• [Amaç 1] Yazıya göre AK Parti siyaset yoluna hangi yılda çıkmıştır?
• [Amaç 2] Yazının “Bunu dedi ve” sözleriyle başlayıp “türlü beklediğini yakalayamadı...” sözleriyle biten bölümünü aynen döndürünüz.

HALK ÇOK ENDİŞELİ..?! (II)

Evet sevgili okurlar...!

Dünkü sohbetimize başlık olarak kullandığımız “Halk Çok Endişeli” ifadesi büyük yankı buldu.

Gerçekten halk AK Parti’den beklentilerini yakalayamadı, bundan sonra da yakalayacağı pek beklenmiyor..

AK Parti 2002’de siyaset yoluna çıkıp yürümeye başladığı zaman, yıllardan beri Cumhuriyet Halk Parti’nin, daha doğrusu rejimin mevcut kurulu düzeninin baskıcı bir düzen olduğunu dile getirdi...

Sistemin, milletin diniyle, imanıyla inancıyla oynadığını, inanan kesimlerin serbestçe dini inançlarını yaşayamadıklarını dile getirdi...

Daha doğrusu çağdaş demokratik adil bir düzenin ortada olmamasından dolayı halk, Cumhuriyet Halk Parti’ye yönelik gereğini yapmak üzere harekete geçti...

Ve dedi ki; “Ak Parti gelince adı gibi her şey ak olacaktır..”

Bunu dedi ve inandı, bel bağladı...

Sandık başına gidip, Cumhuriyet Halk Partisi “zihniyetini” bir ölçüde iktidardan uzaklaştırdı.

Bu ümitle halk yola çıktı...

Ama sonra, sukutuhayale uğradı..

Çünkü, aradan geçen 18 yılda, bir türlü beklediğini yakalayamadı...

Gelen-giden Başbakan ve Cumhurbaşkanları, halkı mana aleminden uzaklaştırıp madde alemine daldırma propagandasıyla, tabiri caizse uyuttu...

Halkı, maneviyattan soğutup maddeperest bir hale soktu...

• [Veri Kümesi Kesiti]

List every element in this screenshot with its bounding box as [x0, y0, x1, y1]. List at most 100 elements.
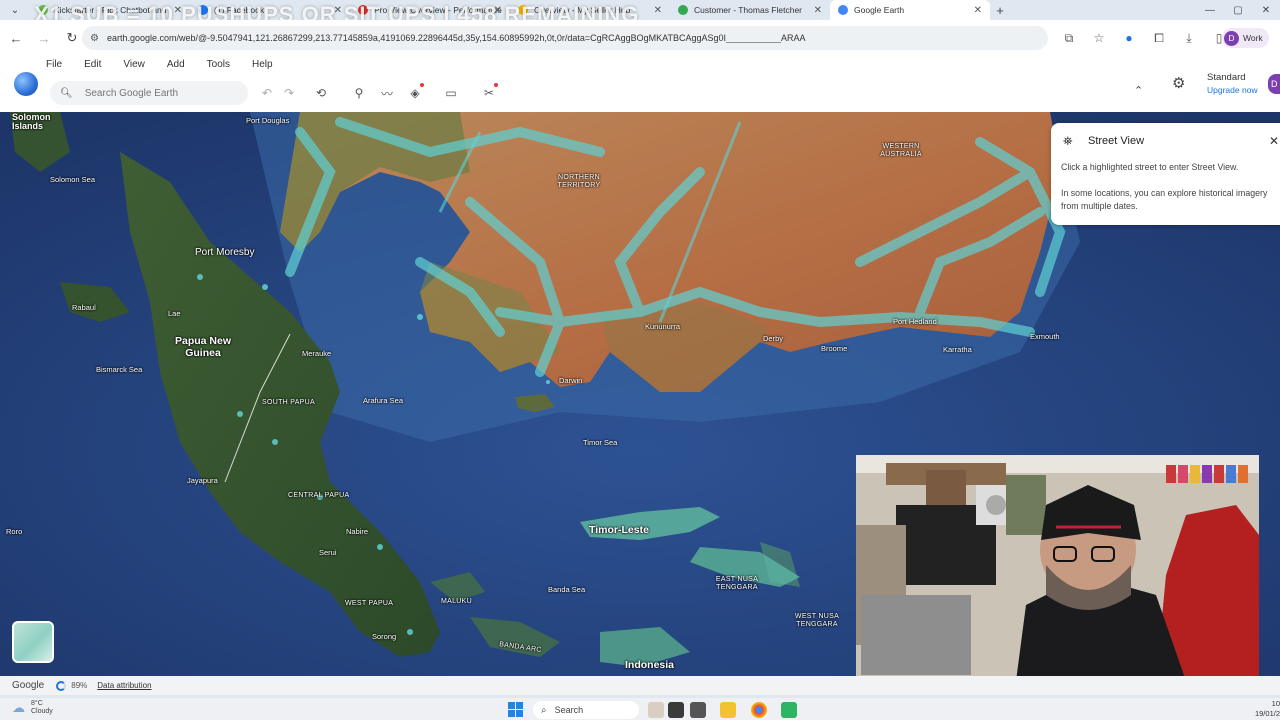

• [Eksiksiz Çıktı 1] 2002 yılında.

• [Eksiksiz Çıktı 2]
Bunu dedi ve inandı, bel bağladı...

Sandık başına gidip, Cumhuriyet Halk Partisi “zihniyetini” bir ölçüde iktidardan uzaklaştırdı.

Bu ümitle halk yola çıktı...

Ama sonra, sukutuhayale uğradı..

Çünkü, aradan geçen 18 yılda, bir türlü beklediğini yakalayamadı...